■ Problem requirements:
Transcribe each entry below exactly. Pictures do not go in the copy.

■ Data supplied:
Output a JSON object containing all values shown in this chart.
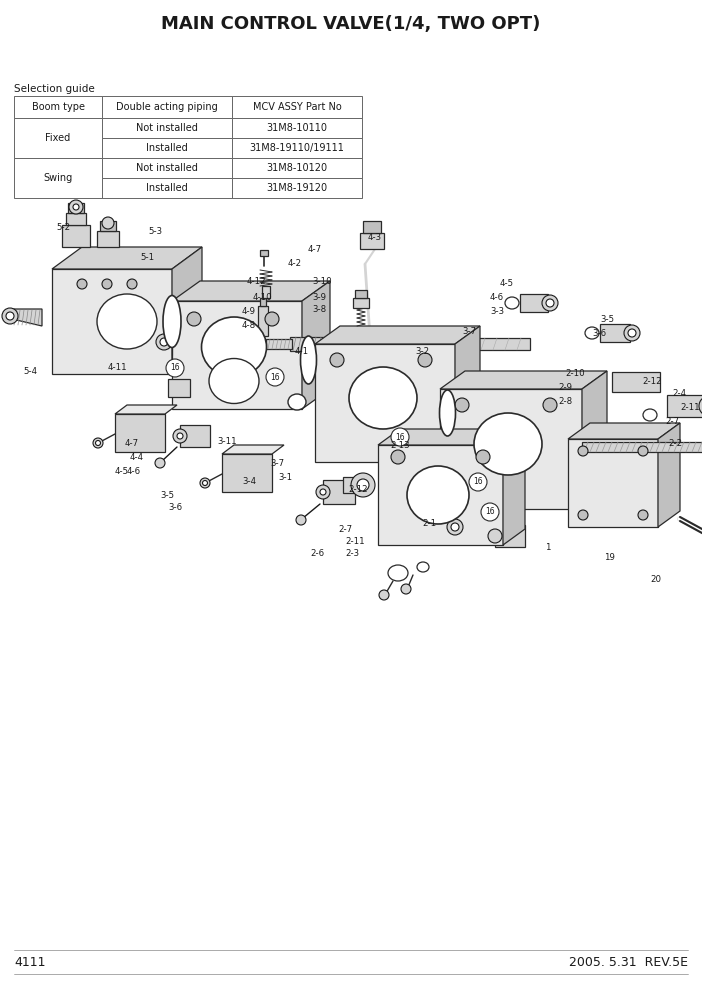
{
  "title": "MAIN CONTROL VALVE(1/4, TWO OPT)",
  "page_number": "4111",
  "date_rev": "2005. 5.31  REV.5E",
  "selection_guide_label": "Selection guide",
  "table_headers": [
    "Boom type",
    "Double acting piping",
    "MCV ASSY Part No"
  ],
  "table_rows": [
    [
      "Fixed",
      "Not installed",
      "31M8-10110"
    ],
    [
      "Fixed",
      "Installed",
      "31M8-19110/19111"
    ],
    [
      "Swing",
      "Not installed",
      "31M8-10120"
    ],
    [
      "Swing",
      "Installed",
      "31M8-19120"
    ]
  ],
  "bg_color": "#ffffff",
  "text_color": "#1a1a1a",
  "title_fontsize": 13,
  "footer_fontsize": 9
}
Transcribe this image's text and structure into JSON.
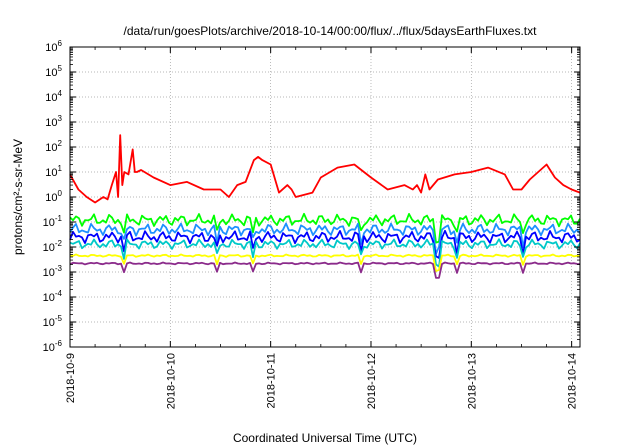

■ Output:
Output a JSON object containing all values shown in this chart.
{
  "title": "MAIN CONTROL VALVE(1/4, TWO OPT)",
  "page_number": "4111",
  "date_rev": "2005. 5.31  REV.5E",
  "selection_guide_label": "Selection guide",
  "table_headers": [
    "Boom type",
    "Double acting piping",
    "MCV ASSY Part No"
  ],
  "table_rows": [
    [
      "Fixed",
      "Not installed",
      "31M8-10110"
    ],
    [
      "Fixed",
      "Installed",
      "31M8-19110/19111"
    ],
    [
      "Swing",
      "Not installed",
      "31M8-10120"
    ],
    [
      "Swing",
      "Installed",
      "31M8-19120"
    ]
  ],
  "bg_color": "#ffffff",
  "text_color": "#1a1a1a",
  "title_fontsize": 13,
  "footer_fontsize": 9
}
Transcribe this image's text and structure into JSON.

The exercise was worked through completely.